• [EXERCISE BRIEF] Copy out the entries in full and with complete accuracy; pictures are excluded.

+++ MATERIAL PROVIDED

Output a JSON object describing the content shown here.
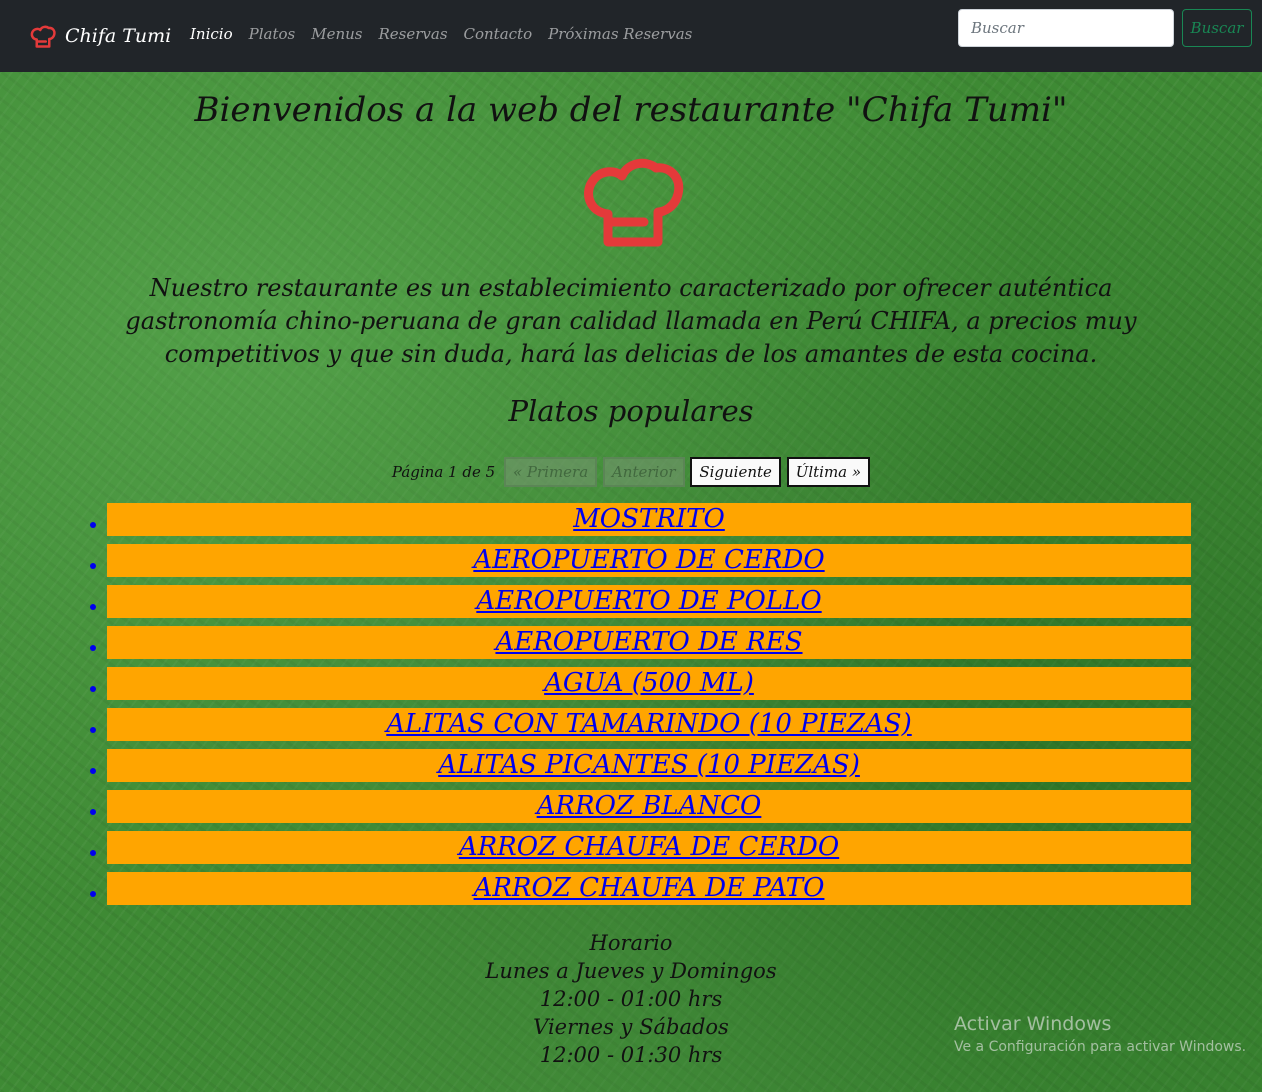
{
  "navbar": {
    "brand": "Chifa Tumi",
    "links": [
      "Inicio",
      "Platos",
      "Menus",
      "Reservas",
      "Contacto",
      "Próximas Reservas"
    ],
    "active": "Inicio",
    "search_placeholder": "Buscar",
    "search_button": "Buscar"
  },
  "colors": {
    "navbar_bg": "#212529",
    "accent_hat": "#e43a3a",
    "dish_bg": "#ffa500",
    "link": "#0000ee",
    "search_button": "#198754"
  },
  "main": {
    "welcome": "Bienvenidos a la web del restaurante \"Chifa Tumi\"",
    "intro": "Nuestro restaurante es un establecimiento caracterizado por ofrecer auténtica gastronomía chino-peruana de gran calidad llamada en Perú CHIFA, a precios muy competitivos y que sin duda, hará las delicias de los amantes de esta cocina.",
    "popular_title": "Platos populares"
  },
  "pagination": {
    "label": "Página 1 de 5",
    "first": "« Primera",
    "prev": "Anterior",
    "next": "Siguiente",
    "last": "Última »"
  },
  "dishes": [
    "MOSTRITO",
    "AEROPUERTO DE CERDO",
    "AEROPUERTO DE POLLO",
    "AEROPUERTO DE RES",
    "AGUA (500 ML)",
    "ALITAS CON TAMARINDO (10 PIEZAS)",
    "ALITAS PICANTES (10 PIEZAS)",
    "ARROZ BLANCO",
    "ARROZ CHAUFA DE CERDO",
    "ARROZ CHAUFA DE PATO"
  ],
  "hours": {
    "title": "Horario",
    "line1": "Lunes a Jueves y Domingos",
    "line2": "12:00 - 01:00 hrs",
    "line3": "Viernes y Sábados",
    "line4": "12:00 - 01:30 hrs"
  },
  "watermark": {
    "title": "Activar Windows",
    "subtitle": "Ve a Configuración para activar Windows."
  }
}
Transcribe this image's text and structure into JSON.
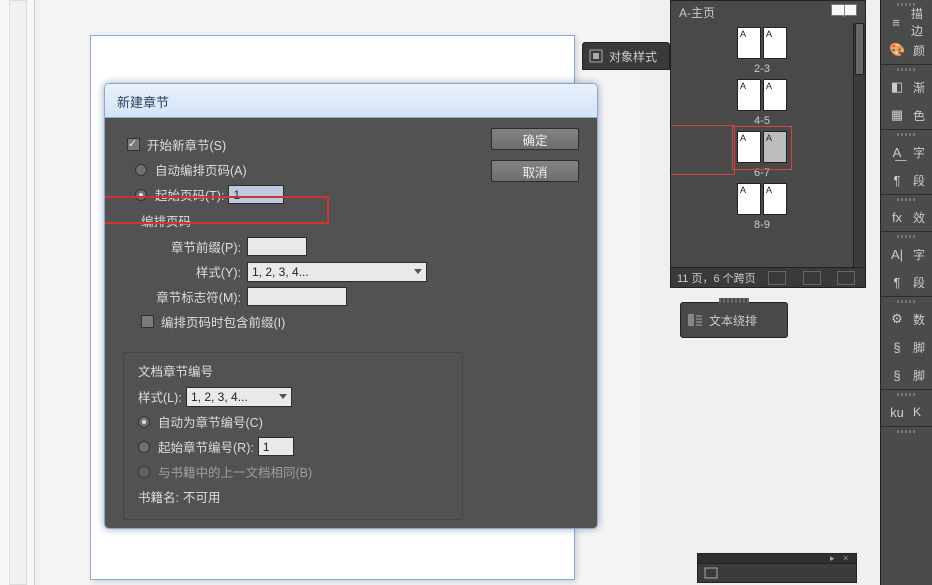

++++++

• [OUTPUT OF THE EXERCISE]
Output a JSON object describing the content shown here.
{
  "navbar": {
    "brand": "Chifa Tumi",
    "links": [
      "Inicio",
      "Platos",
      "Menus",
      "Reservas",
      "Contacto",
      "Próximas Reservas"
    ],
    "active": "Inicio",
    "search_placeholder": "Buscar",
    "search_button": "Buscar"
  },
  "colors": {
    "navbar_bg": "#212529",
    "accent_hat": "#e43a3a",
    "dish_bg": "#ffa500",
    "link": "#0000ee",
    "search_button": "#198754"
  },
  "main": {
    "welcome": "Bienvenidos a la web del restaurante \"Chifa Tumi\"",
    "intro": "Nuestro restaurante es un establecimiento caracterizado por ofrecer auténtica gastronomía chino-peruana de gran calidad llamada en Perú CHIFA, a precios muy competitivos y que sin duda, hará las delicias de los amantes de esta cocina.",
    "popular_title": "Platos populares"
  },
  "pagination": {
    "label": "Página 1 de 5",
    "first": "« Primera",
    "prev": "Anterior",
    "next": "Siguiente",
    "last": "Última »"
  },
  "dishes": [
    "MOSTRITO",
    "AEROPUERTO DE CERDO",
    "AEROPUERTO DE POLLO",
    "AEROPUERTO DE RES",
    "AGUA (500 ML)",
    "ALITAS CON TAMARINDO (10 PIEZAS)",
    "ALITAS PICANTES (10 PIEZAS)",
    "ARROZ BLANCO",
    "ARROZ CHAUFA DE CERDO",
    "ARROZ CHAUFA DE PATO"
  ],
  "hours": {
    "title": "Horario",
    "line1": "Lunes a Jueves y Domingos",
    "line2": "12:00 - 01:00 hrs",
    "line3": "Viernes y Sábados",
    "line4": "12:00 - 01:30 hrs"
  },
  "watermark": {
    "title": "Activar Windows",
    "subtitle": "Ve a Configuración para activar Windows."
  }
}
Transcribe this image's text and structure into JSON.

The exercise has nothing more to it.